> Exercise brief:
Go through the entries one line at a time, and gather every line that has the word "之间是动宾关系".
# Start of The input
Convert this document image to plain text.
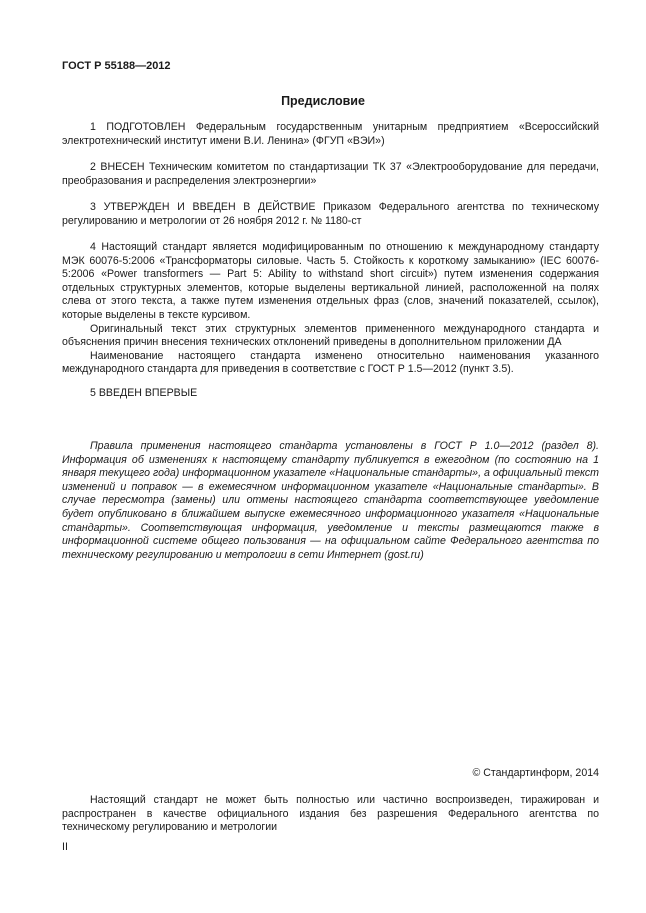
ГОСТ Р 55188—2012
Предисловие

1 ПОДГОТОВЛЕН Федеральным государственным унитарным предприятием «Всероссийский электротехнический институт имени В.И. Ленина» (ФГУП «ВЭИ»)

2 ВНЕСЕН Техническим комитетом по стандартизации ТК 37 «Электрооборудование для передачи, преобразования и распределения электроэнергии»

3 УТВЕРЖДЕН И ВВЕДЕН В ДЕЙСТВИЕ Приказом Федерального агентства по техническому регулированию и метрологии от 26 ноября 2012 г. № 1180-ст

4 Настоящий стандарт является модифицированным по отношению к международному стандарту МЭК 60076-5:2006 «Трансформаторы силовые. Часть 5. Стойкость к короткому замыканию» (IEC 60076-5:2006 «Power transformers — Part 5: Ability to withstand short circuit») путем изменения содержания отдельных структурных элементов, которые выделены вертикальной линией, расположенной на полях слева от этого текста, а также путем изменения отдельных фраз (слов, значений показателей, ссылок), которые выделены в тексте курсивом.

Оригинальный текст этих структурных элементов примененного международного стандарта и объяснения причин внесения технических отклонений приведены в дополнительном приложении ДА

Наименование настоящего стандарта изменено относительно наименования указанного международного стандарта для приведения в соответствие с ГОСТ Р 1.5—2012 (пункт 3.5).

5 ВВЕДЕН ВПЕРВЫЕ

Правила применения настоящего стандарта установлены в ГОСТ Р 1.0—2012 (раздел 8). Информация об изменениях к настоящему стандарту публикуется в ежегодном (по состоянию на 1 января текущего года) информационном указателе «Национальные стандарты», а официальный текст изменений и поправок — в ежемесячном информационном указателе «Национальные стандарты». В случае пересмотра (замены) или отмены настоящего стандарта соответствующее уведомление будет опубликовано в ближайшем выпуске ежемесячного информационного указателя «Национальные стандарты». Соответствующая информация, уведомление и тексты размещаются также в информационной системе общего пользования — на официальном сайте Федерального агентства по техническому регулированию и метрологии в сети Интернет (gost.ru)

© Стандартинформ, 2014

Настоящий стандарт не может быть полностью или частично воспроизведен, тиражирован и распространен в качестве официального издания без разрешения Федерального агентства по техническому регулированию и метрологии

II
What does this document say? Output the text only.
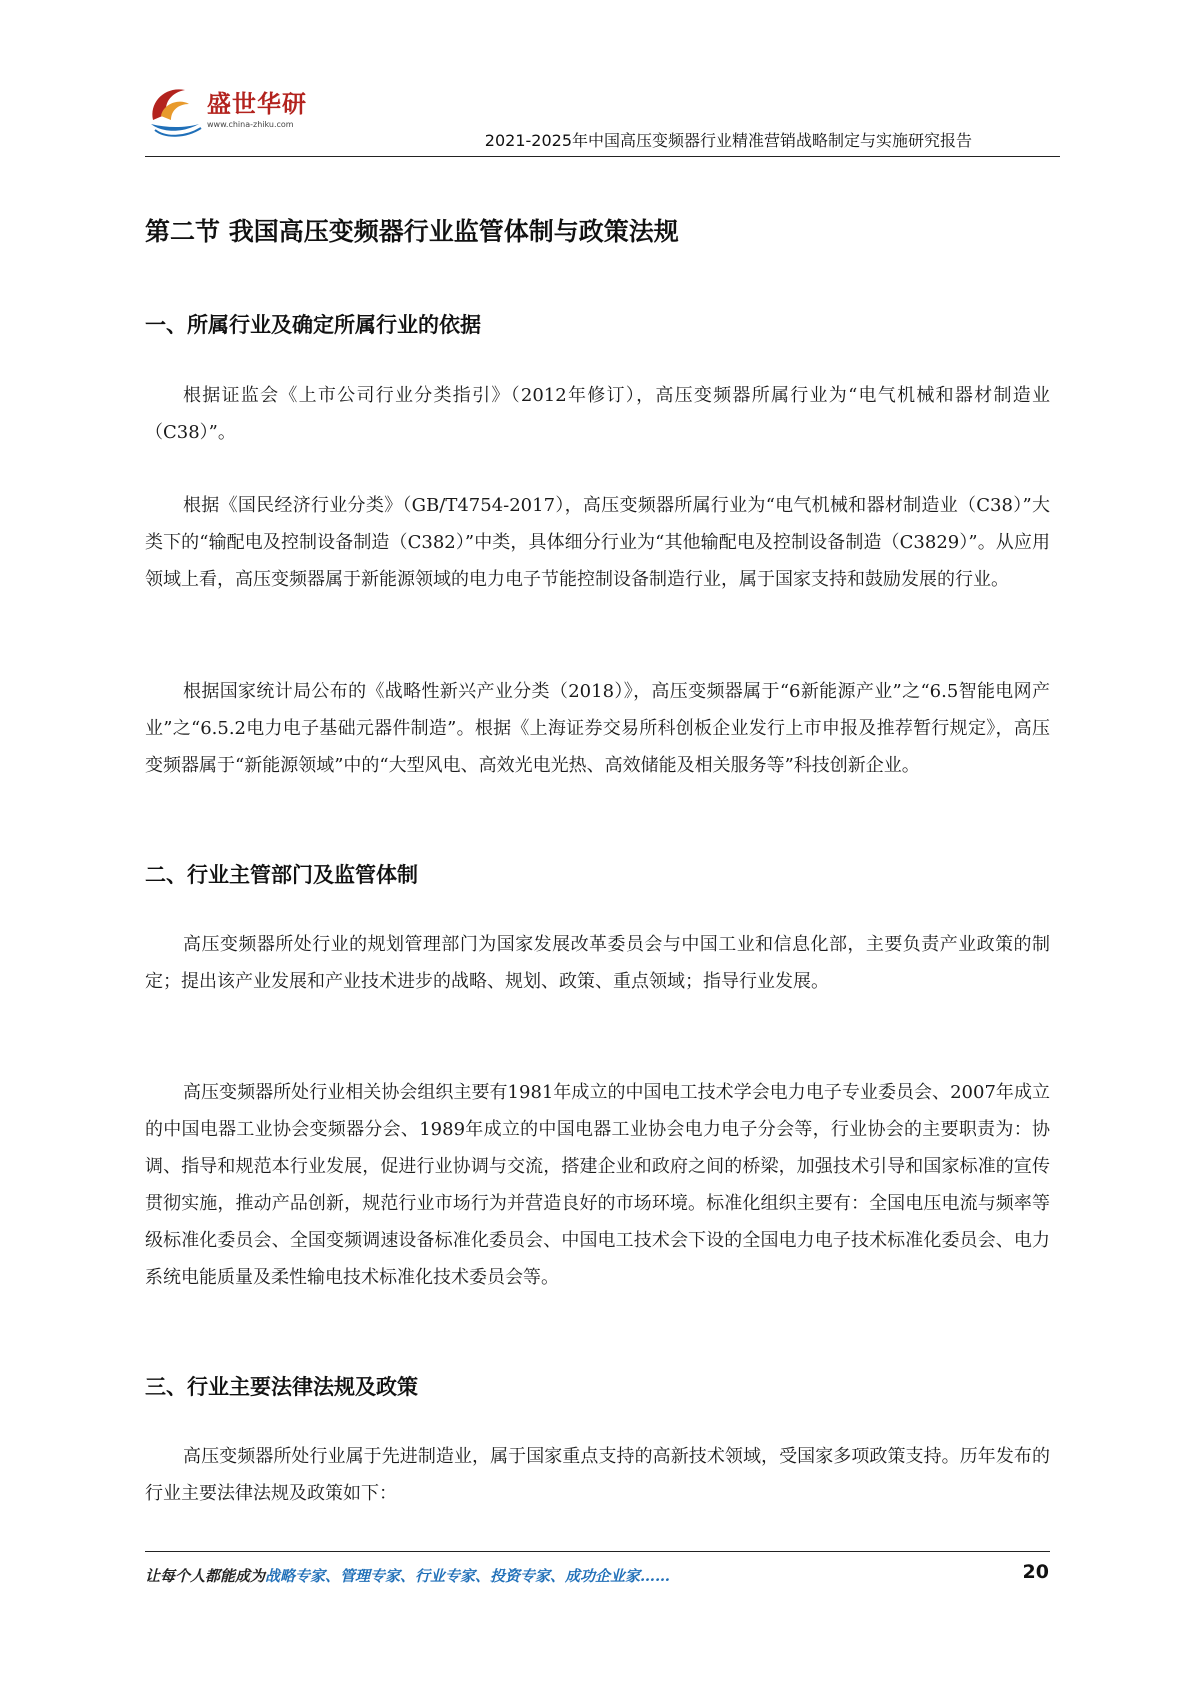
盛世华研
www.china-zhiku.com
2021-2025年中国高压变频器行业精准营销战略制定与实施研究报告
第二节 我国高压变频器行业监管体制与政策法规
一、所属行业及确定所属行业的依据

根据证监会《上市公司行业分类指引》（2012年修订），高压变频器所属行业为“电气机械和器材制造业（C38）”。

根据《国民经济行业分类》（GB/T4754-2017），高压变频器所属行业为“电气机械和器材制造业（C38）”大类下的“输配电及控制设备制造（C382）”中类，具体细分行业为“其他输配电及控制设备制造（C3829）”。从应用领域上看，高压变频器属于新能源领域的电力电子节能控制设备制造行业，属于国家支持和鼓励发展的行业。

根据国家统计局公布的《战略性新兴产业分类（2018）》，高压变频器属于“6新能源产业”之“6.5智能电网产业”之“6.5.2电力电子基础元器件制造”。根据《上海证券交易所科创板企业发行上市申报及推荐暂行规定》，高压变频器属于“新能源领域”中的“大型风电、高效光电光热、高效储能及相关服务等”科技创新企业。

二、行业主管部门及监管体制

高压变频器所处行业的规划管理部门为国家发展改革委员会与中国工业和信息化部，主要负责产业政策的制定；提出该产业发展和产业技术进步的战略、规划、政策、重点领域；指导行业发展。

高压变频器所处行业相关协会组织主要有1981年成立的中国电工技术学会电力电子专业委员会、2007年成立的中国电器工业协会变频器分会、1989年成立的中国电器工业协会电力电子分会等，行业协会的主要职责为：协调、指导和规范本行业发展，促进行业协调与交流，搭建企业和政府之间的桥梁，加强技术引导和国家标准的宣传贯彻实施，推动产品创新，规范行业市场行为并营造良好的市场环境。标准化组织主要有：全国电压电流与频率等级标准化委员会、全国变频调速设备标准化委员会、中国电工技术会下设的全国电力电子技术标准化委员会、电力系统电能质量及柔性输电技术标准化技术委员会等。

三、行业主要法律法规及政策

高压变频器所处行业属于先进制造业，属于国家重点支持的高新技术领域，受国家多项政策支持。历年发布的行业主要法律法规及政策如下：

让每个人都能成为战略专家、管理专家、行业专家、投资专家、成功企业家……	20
# End of The input
# Start of The input
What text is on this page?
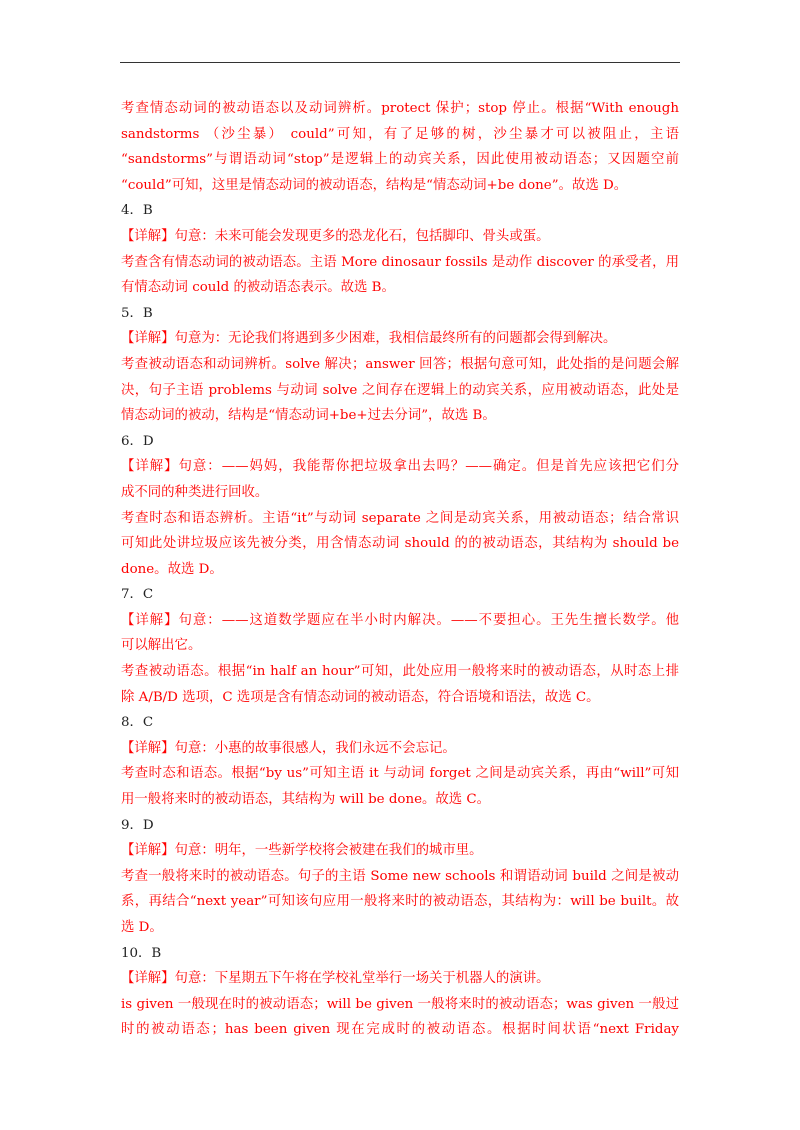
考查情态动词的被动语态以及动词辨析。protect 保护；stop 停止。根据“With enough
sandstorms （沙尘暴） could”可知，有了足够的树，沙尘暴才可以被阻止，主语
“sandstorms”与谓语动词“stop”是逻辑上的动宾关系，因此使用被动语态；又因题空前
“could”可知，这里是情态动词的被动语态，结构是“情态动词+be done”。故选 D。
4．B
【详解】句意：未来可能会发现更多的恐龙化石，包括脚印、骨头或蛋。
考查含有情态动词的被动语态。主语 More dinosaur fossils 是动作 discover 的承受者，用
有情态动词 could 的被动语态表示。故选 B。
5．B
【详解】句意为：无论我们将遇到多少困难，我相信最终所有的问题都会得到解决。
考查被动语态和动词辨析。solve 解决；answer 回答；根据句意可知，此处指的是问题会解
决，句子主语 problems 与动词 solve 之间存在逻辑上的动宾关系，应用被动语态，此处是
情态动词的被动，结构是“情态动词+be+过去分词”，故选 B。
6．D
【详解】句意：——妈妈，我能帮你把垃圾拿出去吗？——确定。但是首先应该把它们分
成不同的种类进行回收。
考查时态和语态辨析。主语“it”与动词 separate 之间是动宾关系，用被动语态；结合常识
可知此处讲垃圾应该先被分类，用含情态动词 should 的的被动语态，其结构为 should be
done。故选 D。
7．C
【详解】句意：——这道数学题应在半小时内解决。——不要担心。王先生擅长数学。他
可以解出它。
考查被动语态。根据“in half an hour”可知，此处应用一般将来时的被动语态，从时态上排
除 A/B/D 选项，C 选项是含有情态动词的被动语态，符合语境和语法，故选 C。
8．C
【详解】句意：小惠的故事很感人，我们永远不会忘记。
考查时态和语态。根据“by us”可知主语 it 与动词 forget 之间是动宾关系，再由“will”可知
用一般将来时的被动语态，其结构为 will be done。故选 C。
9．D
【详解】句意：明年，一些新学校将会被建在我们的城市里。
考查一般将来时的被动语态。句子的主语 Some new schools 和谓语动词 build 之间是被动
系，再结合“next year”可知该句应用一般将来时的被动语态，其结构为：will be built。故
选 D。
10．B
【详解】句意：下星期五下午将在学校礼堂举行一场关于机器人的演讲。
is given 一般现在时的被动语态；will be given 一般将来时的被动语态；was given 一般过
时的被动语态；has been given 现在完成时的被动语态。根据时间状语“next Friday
# End of The input
> Task answer:
考查时态和语态辨析。主语“it”与动词 separate 之间是动宾关系，用被动语态；结合常识
考查时态和语态。根据“by us”可知主语 it 与动词 forget 之间是动宾关系，再由“will”可知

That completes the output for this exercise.